TO DO >>
Exclude the pictures; give every entry again exactly as written.

RECORDED INFORMATION >>
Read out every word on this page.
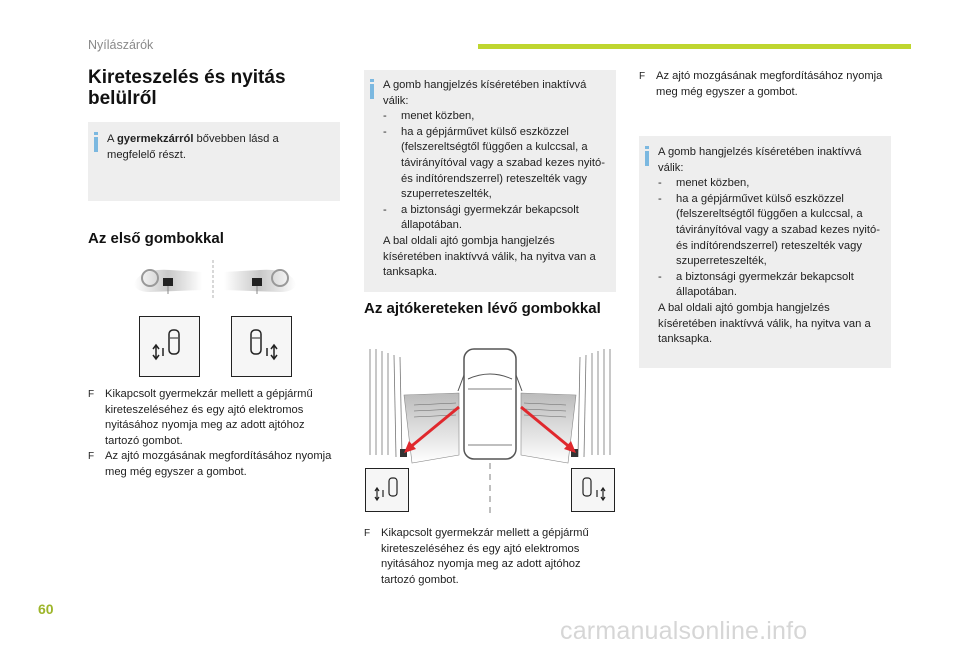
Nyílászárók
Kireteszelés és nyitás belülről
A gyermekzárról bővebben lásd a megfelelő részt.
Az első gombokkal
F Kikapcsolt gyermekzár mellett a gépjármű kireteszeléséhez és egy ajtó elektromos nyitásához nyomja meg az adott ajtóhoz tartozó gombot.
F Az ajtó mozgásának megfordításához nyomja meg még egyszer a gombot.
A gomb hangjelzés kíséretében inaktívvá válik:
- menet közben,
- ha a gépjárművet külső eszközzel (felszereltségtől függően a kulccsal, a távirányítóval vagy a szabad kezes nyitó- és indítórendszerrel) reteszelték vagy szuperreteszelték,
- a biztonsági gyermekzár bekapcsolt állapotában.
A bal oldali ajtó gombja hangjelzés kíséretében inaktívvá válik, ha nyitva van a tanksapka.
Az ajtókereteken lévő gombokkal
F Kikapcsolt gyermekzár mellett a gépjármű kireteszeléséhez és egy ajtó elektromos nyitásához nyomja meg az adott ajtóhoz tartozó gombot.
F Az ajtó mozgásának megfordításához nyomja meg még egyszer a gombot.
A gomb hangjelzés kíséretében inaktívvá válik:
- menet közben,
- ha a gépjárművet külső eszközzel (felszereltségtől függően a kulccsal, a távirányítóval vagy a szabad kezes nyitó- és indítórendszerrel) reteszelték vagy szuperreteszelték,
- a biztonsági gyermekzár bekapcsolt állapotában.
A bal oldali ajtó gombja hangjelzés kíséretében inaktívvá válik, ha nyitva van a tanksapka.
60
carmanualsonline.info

REPLY TO THE EXERCISE >>
Read out every word on this page.
Nyílászárók
Kireteszelés és nyitás belülről
A gyermekzárról bővebben lásd a megfelelő részt.
Az első gombokkal
F Kikapcsolt gyermekzár mellett a gépjármű kireteszeléséhez és egy ajtó elektromos nyitásához nyomja meg az adott ajtóhoz tartozó gombot.
F Az ajtó mozgásának megfordításához nyomja meg még egyszer a gombot.
A gomb hangjelzés kíséretében inaktívvá válik:
- menet közben,
- ha a gépjárművet külső eszközzel (felszereltségtől függően a kulccsal, a távirányítóval vagy a szabad kezes nyitó- és indítórendszerrel) reteszelték vagy szuperreteszelték,
- a biztonsági gyermekzár bekapcsolt állapotában.
A bal oldali ajtó gombja hangjelzés kíséretében inaktívvá válik, ha nyitva van a tanksapka.
Az ajtókereteken lévő gombokkal
F Kikapcsolt gyermekzár mellett a gépjármű kireteszeléséhez és egy ajtó elektromos nyitásához nyomja meg az adott ajtóhoz tartozó gombot.
F Az ajtó mozgásának megfordításához nyomja meg még egyszer a gombot.
A gomb hangjelzés kíséretében inaktívvá válik:
- menet közben,
- ha a gépjárművet külső eszközzel (felszereltségtől függően a kulccsal, a távirányítóval vagy a szabad kezes nyitó- és indítórendszerrel) reteszelték vagy szuperreteszelték,
- a biztonsági gyermekzár bekapcsolt állapotában.
A bal oldali ajtó gombja hangjelzés kíséretében inaktívvá válik, ha nyitva van a tanksapka.
60
carmanualsonline.info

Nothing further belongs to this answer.